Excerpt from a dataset
- - - - - - -

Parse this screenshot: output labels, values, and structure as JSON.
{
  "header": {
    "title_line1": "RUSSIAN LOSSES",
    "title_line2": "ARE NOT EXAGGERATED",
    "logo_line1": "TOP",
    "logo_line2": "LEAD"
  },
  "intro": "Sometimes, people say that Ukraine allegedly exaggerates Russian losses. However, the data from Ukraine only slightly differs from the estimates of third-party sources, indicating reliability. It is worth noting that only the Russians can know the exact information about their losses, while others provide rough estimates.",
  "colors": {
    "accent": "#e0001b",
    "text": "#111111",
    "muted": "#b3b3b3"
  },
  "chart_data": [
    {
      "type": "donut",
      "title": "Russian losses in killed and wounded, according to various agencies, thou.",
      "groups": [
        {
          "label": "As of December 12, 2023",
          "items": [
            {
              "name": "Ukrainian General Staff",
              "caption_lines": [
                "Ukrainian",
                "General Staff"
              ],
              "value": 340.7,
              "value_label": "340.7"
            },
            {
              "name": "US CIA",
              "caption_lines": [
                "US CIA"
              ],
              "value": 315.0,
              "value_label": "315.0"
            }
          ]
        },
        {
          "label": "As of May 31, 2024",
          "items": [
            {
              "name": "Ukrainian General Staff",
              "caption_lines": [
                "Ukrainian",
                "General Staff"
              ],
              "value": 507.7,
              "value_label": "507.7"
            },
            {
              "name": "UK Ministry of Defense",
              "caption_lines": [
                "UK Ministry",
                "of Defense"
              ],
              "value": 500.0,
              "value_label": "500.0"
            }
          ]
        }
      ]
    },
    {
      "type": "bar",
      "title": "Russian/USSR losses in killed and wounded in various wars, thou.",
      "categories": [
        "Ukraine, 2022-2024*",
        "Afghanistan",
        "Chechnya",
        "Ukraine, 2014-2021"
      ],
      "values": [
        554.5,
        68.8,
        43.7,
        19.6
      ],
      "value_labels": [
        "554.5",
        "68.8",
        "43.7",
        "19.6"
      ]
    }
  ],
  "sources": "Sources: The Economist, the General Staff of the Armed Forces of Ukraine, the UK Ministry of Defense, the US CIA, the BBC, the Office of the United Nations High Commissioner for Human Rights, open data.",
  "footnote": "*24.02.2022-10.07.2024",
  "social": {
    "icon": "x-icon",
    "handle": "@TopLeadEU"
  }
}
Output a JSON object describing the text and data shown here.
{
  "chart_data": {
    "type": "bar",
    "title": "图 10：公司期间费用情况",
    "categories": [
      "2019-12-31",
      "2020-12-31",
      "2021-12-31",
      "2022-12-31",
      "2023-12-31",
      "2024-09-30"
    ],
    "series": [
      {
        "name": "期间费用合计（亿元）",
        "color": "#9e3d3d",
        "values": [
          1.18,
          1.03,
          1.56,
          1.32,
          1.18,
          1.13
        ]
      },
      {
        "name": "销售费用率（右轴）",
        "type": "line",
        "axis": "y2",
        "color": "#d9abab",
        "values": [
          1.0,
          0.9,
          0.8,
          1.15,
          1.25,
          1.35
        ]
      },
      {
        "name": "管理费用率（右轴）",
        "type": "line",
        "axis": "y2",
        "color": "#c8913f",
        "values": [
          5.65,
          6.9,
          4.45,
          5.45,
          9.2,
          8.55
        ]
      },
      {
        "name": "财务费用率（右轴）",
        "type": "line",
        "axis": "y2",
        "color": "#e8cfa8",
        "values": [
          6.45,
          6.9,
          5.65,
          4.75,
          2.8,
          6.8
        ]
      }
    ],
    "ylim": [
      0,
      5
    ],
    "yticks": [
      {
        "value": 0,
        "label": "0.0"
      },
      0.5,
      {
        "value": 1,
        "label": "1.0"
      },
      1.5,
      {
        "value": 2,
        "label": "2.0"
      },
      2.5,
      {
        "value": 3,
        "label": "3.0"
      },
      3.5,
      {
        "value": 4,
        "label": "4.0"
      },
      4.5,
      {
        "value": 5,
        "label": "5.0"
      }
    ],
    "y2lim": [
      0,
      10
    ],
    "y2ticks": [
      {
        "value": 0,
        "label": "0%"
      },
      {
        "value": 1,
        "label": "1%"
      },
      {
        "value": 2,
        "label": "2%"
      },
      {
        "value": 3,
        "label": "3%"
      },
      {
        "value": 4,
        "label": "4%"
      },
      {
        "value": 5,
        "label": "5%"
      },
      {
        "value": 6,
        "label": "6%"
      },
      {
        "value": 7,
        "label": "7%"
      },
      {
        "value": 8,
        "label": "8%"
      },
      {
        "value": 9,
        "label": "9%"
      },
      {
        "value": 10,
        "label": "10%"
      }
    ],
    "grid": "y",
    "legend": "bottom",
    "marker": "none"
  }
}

- - - - - - -

Task requirements
Copy all data exactly, start to finish.

Written reply
Parse this screenshot: output labels, values, and structure as JSON.
{
  "header": {
    "title_line1": "RUSSIAN LOSSES",
    "title_line2": "ARE NOT EXAGGERATED",
    "logo_line1": "TOP",
    "logo_line2": "LEAD"
  },
  "intro": "Sometimes, people say that Ukraine allegedly exaggerates Russian losses. However, the data from Ukraine only slightly differs from the estimates of third-party sources, indicating reliability. It is worth noting that only the Russians can know the exact information about their losses, while others provide rough estimates.",
  "colors": {
    "accent": "#e0001b",
    "text": "#111111",
    "muted": "#b3b3b3"
  },
  "chart_data": [
    {
      "type": "donut",
      "title": "Russian losses in killed and wounded, according to various agencies, thou.",
      "groups": [
        {
          "label": "As of December 12, 2023",
          "items": [
            {
              "name": "Ukrainian General Staff",
              "caption_lines": [
                "Ukrainian",
                "General Staff"
              ],
              "value": 340.7,
              "value_label": "340.7"
            },
            {
              "name": "US CIA",
              "caption_lines": [
                "US CIA"
              ],
              "value": 315.0,
              "value_label": "315.0"
            }
          ]
        },
        {
          "label": "As of May 31, 2024",
          "items": [
            {
              "name": "Ukrainian General Staff",
              "caption_lines": [
                "Ukrainian",
                "General Staff"
              ],
              "value": 507.7,
              "value_label": "507.7"
            },
            {
              "name": "UK Ministry of Defense",
              "caption_lines": [
                "UK Ministry",
                "of Defense"
              ],
              "value": 500.0,
              "value_label": "500.0"
            }
          ]
        }
      ]
    },
    {
      "type": "bar",
      "title": "Russian/USSR losses in killed and wounded in various wars, thou.",
      "categories": [
        "Ukraine, 2022-2024*",
        "Afghanistan",
        "Chechnya",
        "Ukraine, 2014-2021"
      ],
      "values": [
        554.5,
        68.8,
        43.7,
        19.6
      ],
      "value_labels": [
        "554.5",
        "68.8",
        "43.7",
        "19.6"
      ]
    }
  ],
  "sources": "Sources: The Economist, the General Staff of the Armed Forces of Ukraine, the UK Ministry of Defense, the US CIA, the BBC, the Office of the United Nations High Commissioner for Human Rights, open data.",
  "footnote": "*24.02.2022-10.07.2024",
  "social": {
    "icon": "x-icon",
    "handle": "@TopLeadEU"
  }
}
Output a JSON object describing the text and data shown here.
{
  "chart_data": {
    "type": "bar",
    "title": "图 10：公司期间费用情况",
    "categories": [
      "2019-12-31",
      "2020-12-31",
      "2021-12-31",
      "2022-12-31",
      "2023-12-31",
      "2024-09-30"
    ],
    "series": [
      {
        "name": "期间费用合计（亿元）",
        "color": "#9e3d3d",
        "values": [
          1.18,
          1.03,
          1.56,
          1.32,
          1.18,
          1.13
        ]
      },
      {
        "name": "销售费用率（右轴）",
        "type": "line",
        "axis": "y2",
        "color": "#d9abab",
        "values": [
          1.0,
          0.9,
          0.8,
          1.15,
          1.25,
          1.35
        ]
      },
      {
        "name": "管理费用率（右轴）",
        "type": "line",
        "axis": "y2",
        "color": "#c8913f",
        "values": [
          5.65,
          6.9,
          4.45,
          5.45,
          9.2,
          8.55
        ]
      },
      {
        "name": "财务费用率（右轴）",
        "type": "line",
        "axis": "y2",
        "color": "#e8cfa8",
        "values": [
          6.45,
          6.9,
          5.65,
          4.75,
          2.8,
          6.8
        ]
      }
    ],
    "ylim": [
      0,
      5
    ],
    "yticks": [
      {
        "value": 0,
        "label": "0.0"
      },
      0.5,
      {
        "value": 1,
        "label": "1.0"
      },
      1.5,
      {
        "value": 2,
        "label": "2.0"
      },
      2.5,
      {
        "value": 3,
        "label": "3.0"
      },
      3.5,
      {
        "value": 4,
        "label": "4.0"
      },
      4.5,
      {
        "value": 5,
        "label": "5.0"
      }
    ],
    "y2lim": [
      0,
      10
    ],
    "y2ticks": [
      {
        "value": 0,
        "label": "0%"
      },
      {
        "value": 1,
        "label": "1%"
      },
      {
        "value": 2,
        "label": "2%"
      },
      {
        "value": 3,
        "label": "3%"
      },
      {
        "value": 4,
        "label": "4%"
      },
      {
        "value": 5,
        "label": "5%"
      },
      {
        "value": 6,
        "label": "6%"
      },
      {
        "value": 7,
        "label": "7%"
      },
      {
        "value": 8,
        "label": "8%"
      },
      {
        "value": 9,
        "label": "9%"
      },
      {
        "value": 10,
        "label": "10%"
      }
    ],
    "grid": "y",
    "legend": "bottom",
    "marker": "none"
  }
}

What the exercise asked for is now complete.